HOW TO COMPLETE THIS TASK
Among the entries below, copy every line that carries the word "sina".

GIVEN ENTRIES
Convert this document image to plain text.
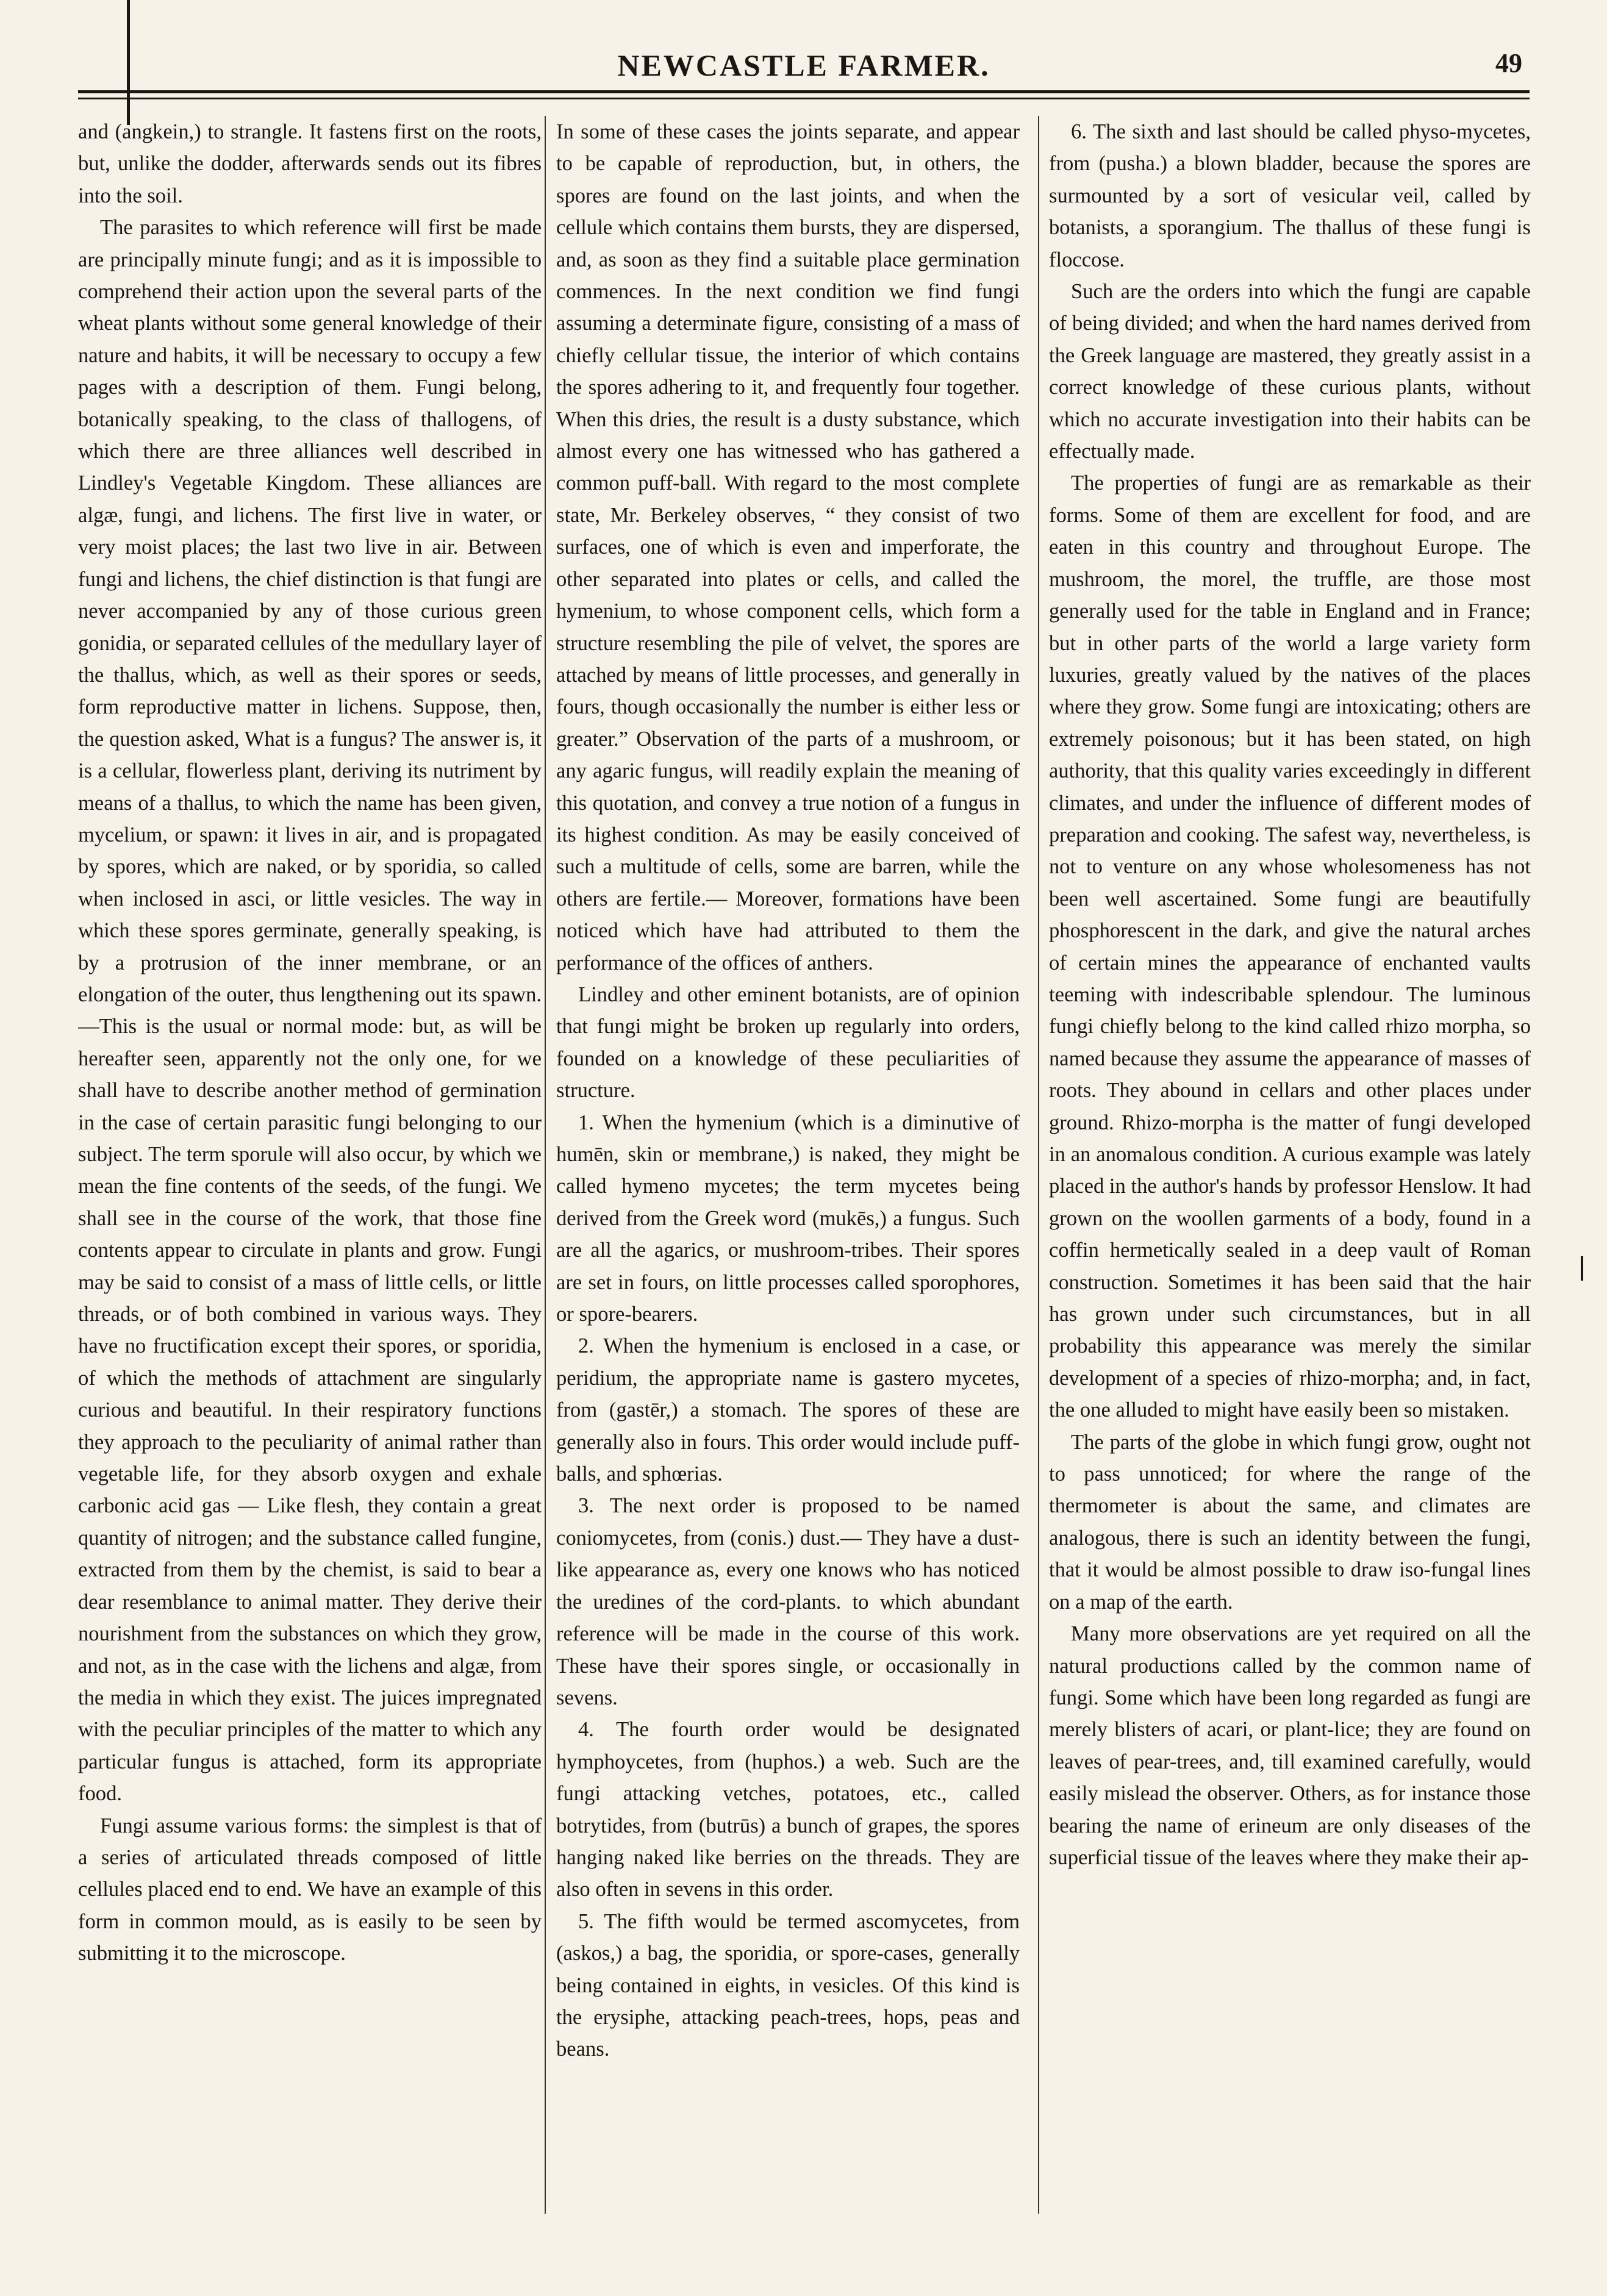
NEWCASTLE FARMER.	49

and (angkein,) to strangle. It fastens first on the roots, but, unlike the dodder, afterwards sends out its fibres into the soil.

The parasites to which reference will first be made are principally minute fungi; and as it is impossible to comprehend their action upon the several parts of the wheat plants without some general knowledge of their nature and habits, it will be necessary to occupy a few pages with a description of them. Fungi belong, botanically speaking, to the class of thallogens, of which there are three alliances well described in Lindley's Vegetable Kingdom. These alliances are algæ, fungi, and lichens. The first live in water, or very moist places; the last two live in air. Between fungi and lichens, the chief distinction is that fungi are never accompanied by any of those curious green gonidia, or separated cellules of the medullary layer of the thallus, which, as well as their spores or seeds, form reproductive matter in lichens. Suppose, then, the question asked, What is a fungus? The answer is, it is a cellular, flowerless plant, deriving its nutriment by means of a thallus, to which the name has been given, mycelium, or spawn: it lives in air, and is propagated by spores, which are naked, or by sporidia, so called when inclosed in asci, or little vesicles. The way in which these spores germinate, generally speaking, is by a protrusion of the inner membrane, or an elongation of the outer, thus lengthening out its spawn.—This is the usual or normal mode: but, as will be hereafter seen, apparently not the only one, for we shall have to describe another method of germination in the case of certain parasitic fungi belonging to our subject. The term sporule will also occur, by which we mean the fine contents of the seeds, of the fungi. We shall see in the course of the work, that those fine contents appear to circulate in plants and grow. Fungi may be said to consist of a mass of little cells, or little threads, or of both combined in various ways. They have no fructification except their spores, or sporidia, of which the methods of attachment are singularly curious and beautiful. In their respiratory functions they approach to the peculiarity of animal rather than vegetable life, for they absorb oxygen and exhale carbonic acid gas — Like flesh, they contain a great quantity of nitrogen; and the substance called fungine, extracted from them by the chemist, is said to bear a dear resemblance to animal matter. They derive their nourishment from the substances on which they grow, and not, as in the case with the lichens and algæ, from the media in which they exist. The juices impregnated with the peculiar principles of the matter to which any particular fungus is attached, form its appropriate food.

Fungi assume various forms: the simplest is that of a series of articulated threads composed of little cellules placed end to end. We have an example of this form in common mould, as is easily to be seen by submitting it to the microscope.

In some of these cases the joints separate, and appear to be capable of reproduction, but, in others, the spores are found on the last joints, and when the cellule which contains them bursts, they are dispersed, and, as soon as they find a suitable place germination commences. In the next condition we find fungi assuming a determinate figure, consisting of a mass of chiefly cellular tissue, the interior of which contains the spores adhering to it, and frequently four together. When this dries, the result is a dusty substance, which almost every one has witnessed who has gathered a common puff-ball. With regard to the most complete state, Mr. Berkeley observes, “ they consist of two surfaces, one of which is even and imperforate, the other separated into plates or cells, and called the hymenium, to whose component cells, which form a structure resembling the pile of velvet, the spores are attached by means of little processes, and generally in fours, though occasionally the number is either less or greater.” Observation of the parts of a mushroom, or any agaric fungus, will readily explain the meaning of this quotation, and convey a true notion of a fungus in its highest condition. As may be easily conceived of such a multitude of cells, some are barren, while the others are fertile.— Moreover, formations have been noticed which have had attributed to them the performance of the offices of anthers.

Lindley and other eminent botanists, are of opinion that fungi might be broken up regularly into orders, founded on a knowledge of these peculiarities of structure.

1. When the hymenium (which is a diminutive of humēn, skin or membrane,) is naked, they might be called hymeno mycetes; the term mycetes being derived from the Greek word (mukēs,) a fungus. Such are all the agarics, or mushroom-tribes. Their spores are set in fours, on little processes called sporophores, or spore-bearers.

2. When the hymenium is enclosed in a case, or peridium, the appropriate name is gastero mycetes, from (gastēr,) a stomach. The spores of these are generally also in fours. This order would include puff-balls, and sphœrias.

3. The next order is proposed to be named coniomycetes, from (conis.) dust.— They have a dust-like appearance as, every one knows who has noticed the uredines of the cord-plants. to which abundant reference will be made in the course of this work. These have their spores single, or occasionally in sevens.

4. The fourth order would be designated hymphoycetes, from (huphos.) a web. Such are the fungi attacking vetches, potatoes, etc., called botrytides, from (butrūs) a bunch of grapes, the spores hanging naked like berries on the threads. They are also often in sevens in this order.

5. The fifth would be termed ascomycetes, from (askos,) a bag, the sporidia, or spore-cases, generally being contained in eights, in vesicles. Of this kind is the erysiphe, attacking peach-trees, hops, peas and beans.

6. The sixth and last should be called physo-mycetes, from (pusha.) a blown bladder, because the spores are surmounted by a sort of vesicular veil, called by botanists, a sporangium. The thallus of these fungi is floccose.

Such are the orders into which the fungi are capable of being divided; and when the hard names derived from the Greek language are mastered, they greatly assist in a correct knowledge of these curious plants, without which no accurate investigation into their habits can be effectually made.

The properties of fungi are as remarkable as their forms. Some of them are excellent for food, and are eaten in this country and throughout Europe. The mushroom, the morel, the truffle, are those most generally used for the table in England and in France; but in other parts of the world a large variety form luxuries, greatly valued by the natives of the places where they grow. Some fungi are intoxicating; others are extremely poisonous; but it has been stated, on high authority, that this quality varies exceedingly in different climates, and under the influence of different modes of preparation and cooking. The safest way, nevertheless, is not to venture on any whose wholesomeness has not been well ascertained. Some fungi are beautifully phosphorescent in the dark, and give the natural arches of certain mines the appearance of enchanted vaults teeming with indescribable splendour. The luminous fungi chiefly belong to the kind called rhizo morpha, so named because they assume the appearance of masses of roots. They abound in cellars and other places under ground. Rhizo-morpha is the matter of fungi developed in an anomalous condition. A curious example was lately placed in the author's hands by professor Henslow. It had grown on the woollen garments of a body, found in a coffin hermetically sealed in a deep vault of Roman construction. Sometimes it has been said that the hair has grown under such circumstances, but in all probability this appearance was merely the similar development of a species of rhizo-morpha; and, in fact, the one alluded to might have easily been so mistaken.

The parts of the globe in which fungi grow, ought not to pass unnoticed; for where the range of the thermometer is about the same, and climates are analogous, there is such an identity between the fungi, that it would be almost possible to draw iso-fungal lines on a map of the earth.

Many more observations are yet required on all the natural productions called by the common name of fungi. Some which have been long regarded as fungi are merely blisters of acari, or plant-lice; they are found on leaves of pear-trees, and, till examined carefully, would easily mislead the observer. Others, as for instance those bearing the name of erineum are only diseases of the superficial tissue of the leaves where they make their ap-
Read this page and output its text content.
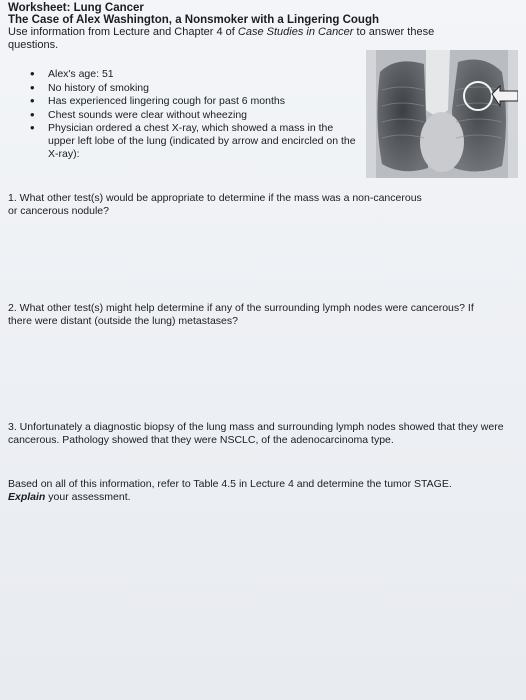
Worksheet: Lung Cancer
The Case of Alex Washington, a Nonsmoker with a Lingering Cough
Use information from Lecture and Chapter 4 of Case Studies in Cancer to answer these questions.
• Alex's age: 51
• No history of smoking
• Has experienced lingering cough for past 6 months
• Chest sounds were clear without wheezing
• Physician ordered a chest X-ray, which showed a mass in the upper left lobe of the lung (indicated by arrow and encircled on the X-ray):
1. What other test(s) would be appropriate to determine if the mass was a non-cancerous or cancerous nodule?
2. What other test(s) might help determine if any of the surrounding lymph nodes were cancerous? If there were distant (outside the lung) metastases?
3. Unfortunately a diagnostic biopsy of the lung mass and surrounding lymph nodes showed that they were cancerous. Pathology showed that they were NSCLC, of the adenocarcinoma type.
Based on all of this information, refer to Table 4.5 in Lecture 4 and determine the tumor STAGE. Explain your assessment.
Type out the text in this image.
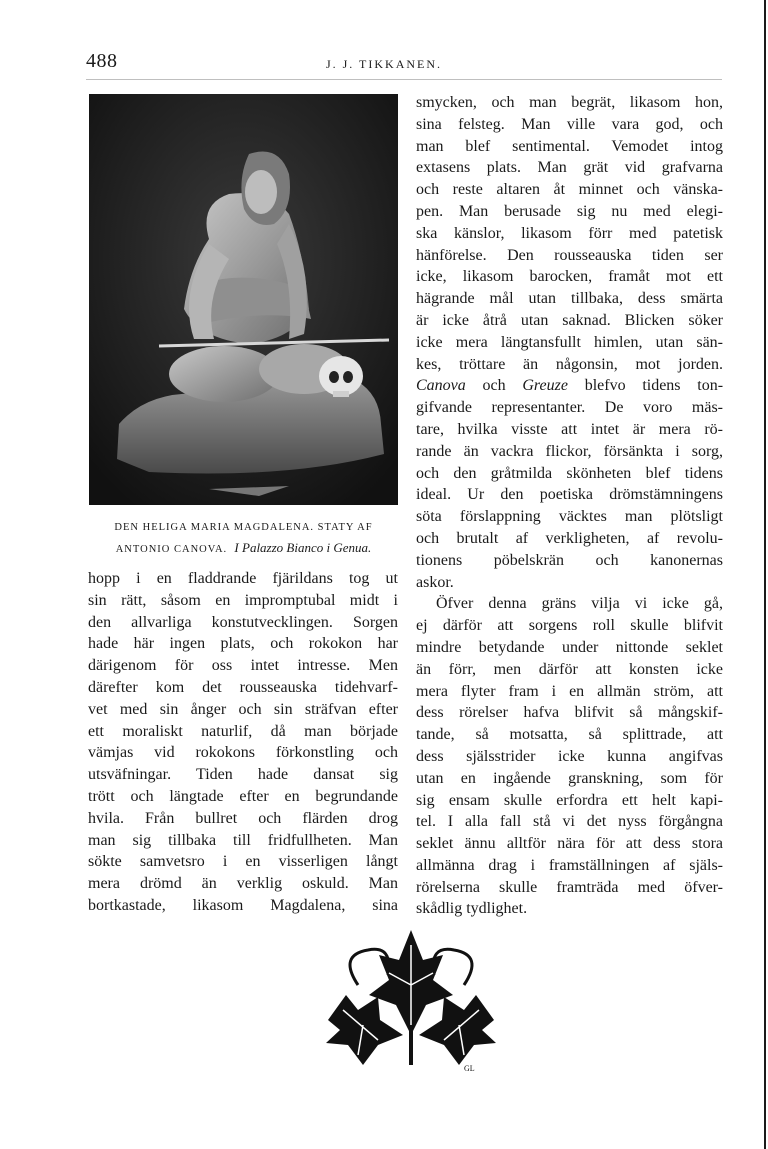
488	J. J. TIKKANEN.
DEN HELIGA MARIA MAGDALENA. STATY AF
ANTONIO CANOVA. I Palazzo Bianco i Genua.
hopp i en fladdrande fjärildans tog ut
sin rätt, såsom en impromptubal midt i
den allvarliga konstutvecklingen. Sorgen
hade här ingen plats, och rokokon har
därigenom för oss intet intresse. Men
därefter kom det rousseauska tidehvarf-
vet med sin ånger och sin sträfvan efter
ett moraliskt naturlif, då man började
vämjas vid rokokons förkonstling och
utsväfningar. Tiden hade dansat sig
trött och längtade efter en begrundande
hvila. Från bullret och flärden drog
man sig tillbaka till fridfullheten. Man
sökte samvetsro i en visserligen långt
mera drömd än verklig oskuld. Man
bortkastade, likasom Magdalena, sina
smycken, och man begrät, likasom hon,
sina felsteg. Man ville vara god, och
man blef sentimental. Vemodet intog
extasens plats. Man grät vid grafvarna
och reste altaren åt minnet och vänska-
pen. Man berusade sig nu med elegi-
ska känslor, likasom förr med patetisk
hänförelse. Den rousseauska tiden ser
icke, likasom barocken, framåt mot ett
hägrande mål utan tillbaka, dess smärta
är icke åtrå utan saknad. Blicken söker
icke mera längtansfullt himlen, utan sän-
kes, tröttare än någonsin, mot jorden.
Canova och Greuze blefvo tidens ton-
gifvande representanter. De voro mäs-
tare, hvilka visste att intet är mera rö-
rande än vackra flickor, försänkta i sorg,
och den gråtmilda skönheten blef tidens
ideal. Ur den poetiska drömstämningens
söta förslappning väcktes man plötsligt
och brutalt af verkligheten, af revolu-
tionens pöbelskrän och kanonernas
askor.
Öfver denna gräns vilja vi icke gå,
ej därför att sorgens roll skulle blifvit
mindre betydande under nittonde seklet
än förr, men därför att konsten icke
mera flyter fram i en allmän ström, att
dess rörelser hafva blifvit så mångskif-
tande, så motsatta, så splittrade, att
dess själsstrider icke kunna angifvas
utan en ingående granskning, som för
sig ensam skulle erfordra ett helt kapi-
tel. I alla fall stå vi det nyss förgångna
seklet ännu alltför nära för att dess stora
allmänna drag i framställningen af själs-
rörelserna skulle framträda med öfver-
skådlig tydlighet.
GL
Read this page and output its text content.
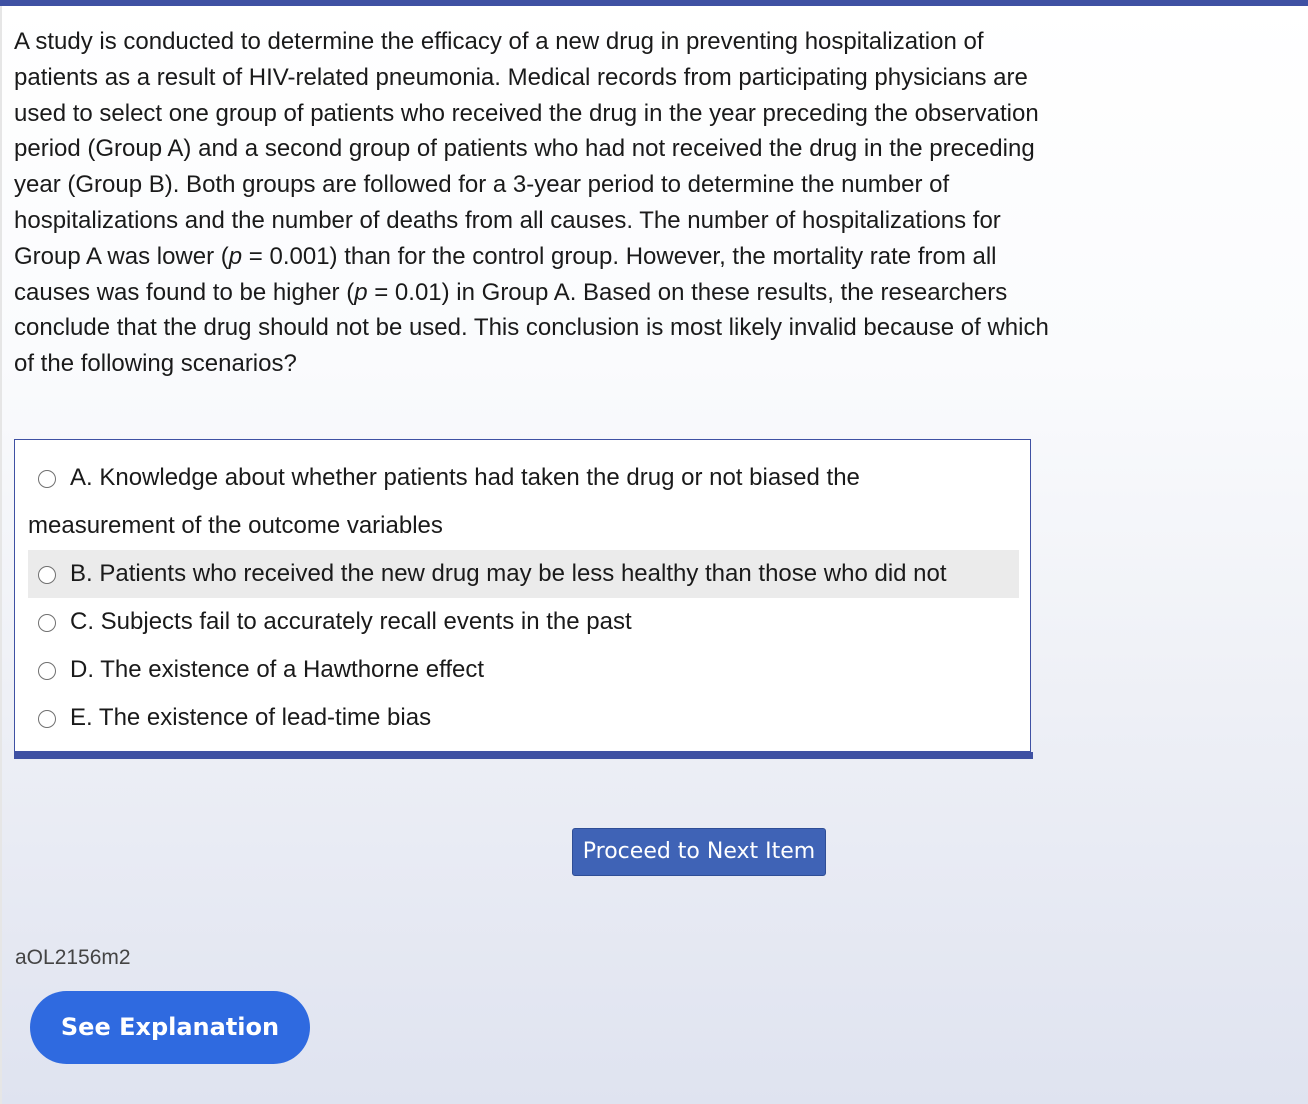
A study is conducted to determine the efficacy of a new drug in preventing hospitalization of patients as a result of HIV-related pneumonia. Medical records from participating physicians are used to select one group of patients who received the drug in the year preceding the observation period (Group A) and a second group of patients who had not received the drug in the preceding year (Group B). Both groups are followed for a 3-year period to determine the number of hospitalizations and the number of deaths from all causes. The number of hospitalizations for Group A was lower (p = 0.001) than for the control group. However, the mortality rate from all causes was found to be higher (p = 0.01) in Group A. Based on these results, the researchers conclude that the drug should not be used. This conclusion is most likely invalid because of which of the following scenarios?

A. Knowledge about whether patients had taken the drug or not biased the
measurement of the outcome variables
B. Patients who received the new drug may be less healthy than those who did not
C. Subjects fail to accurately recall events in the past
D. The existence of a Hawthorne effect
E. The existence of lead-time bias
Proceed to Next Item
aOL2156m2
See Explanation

OUTPUT BELOW
bortkastade, likasom Magdalena, sina
sina felsteg. Man ville vara god, och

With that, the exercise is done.